Data entries

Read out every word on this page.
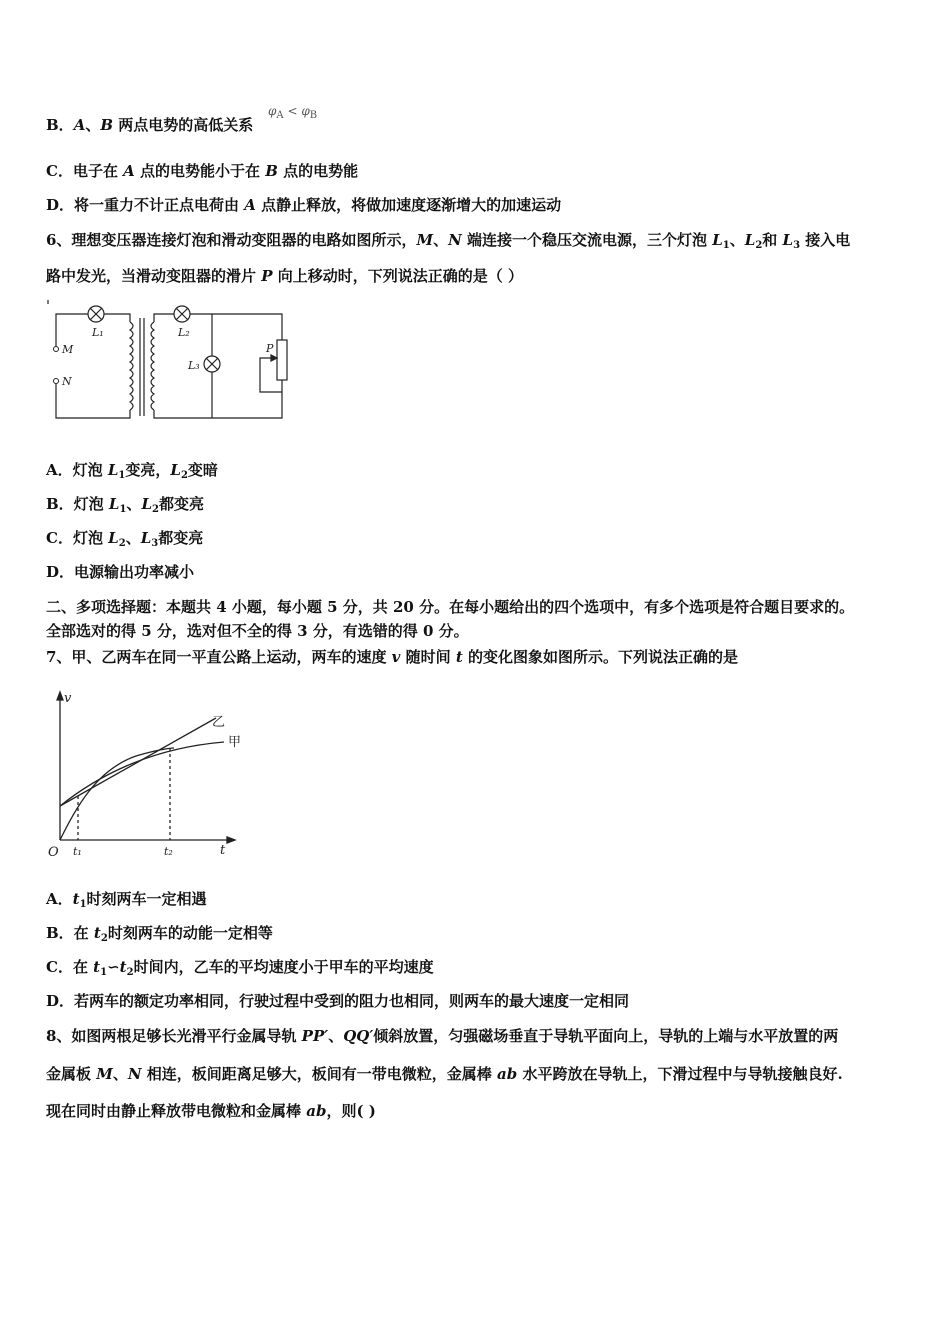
B．A、B 两点电势的高低关系
$\varphi_A < \varphi_B$
C．电子在 A 点的电势能小于在 B 点的电势能
D．将一重力不计正点电荷由 A 点静止释放，将做加速度逐渐增大的加速运动
6、理想变压器连接灯泡和滑动变阻器的电路如图所示，M、N 端连接一个稳压交流电源，三个灯泡 $L_1$、$L_2$和 $L_3$ 接入电
路中发光，当滑动变阻器的滑片 P 向上移动时，下列说法正确的是（ ）
L₁	L₂
L₃
M
N
P
A．灯泡 $L_1$变亮，$L_2$变暗
B．灯泡 $L_1$、$L_2$都变亮
C．灯泡 $L_2$、$L_3$都变亮
D．电源输出功率减小
二、多项选择题：本题共 4 小题，每小题 5 分，共 20 分。在每小题给出的四个选项中，有多个选项是符合题目要求的。
全部选对的得 5 分，选对但不全的得 3 分，有选错的得 0 分。
7、甲、乙两车在同一平直公路上运动，两车的速度 v 随时间 t 的变化图象如图所示。下列说法正确的是
v
t
O t₁	t₂
乙
甲
A．$t_1$时刻两车一定相遇
B．在 $t_2$时刻两车的动能一定相等
C．在 $t_1∽t_2$时间内，乙车的平均速度小于甲车的平均速度
D．若两车的额定功率相同，行驶过程中受到的阻力也相同，则两车的最大速度一定相同
8、如图两根足够长光滑平行金属导轨 PP′、QQ′倾斜放置，匀强磁场垂直于导轨平面向上，导轨的上端与水平放置的两
金属板 M、N 相连，板间距离足够大，板间有一带电微粒，金属棒 ab 水平跨放在导轨上，下滑过程中与导轨接触良好.
现在同时由静止释放带电微粒和金属棒 ab，则( )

__Task to carry out__. Copy all the records above exactly, but leave out the pictures.

__Output below__.
Read out every word on this page.
B．A、B 两点电势的高低关系
$\varphi_A < \varphi_B$
C．电子在 A 点的电势能小于在 B 点的电势能
D．将一重力不计正点电荷由 A 点静止释放，将做加速度逐渐增大的加速运动
6、理想变压器连接灯泡和滑动变阻器的电路如图所示，M、N 端连接一个稳压交流电源，三个灯泡 $L_1$、$L_2$和 $L_3$ 接入电
路中发光，当滑动变阻器的滑片 P 向上移动时，下列说法正确的是（ ）
L₁	L₂
L₃
M
N
P
A．灯泡 $L_1$变亮，$L_2$变暗
B．灯泡 $L_1$、$L_2$都变亮
C．灯泡 $L_2$、$L_3$都变亮
D．电源输出功率减小
二、多项选择题：本题共 4 小题，每小题 5 分，共 20 分。在每小题给出的四个选项中，有多个选项是符合题目要求的。
全部选对的得 5 分，选对但不全的得 3 分，有选错的得 0 分。
7、甲、乙两车在同一平直公路上运动，两车的速度 v 随时间 t 的变化图象如图所示。下列说法正确的是
v
t
O t₁	t₂
乙
甲
A．$t_1$时刻两车一定相遇
B．在 $t_2$时刻两车的动能一定相等
C．在 $t_1∽t_2$时间内，乙车的平均速度小于甲车的平均速度
D．若两车的额定功率相同，行驶过程中受到的阻力也相同，则两车的最大速度一定相同
8、如图两根足够长光滑平行金属导轨 PP′、QQ′倾斜放置，匀强磁场垂直于导轨平面向上，导轨的上端与水平放置的两
金属板 M、N 相连，板间距离足够大，板间有一带电微粒，金属棒 ab 水平跨放在导轨上，下滑过程中与导轨接触良好.
现在同时由静止释放带电微粒和金属棒 ab，则( )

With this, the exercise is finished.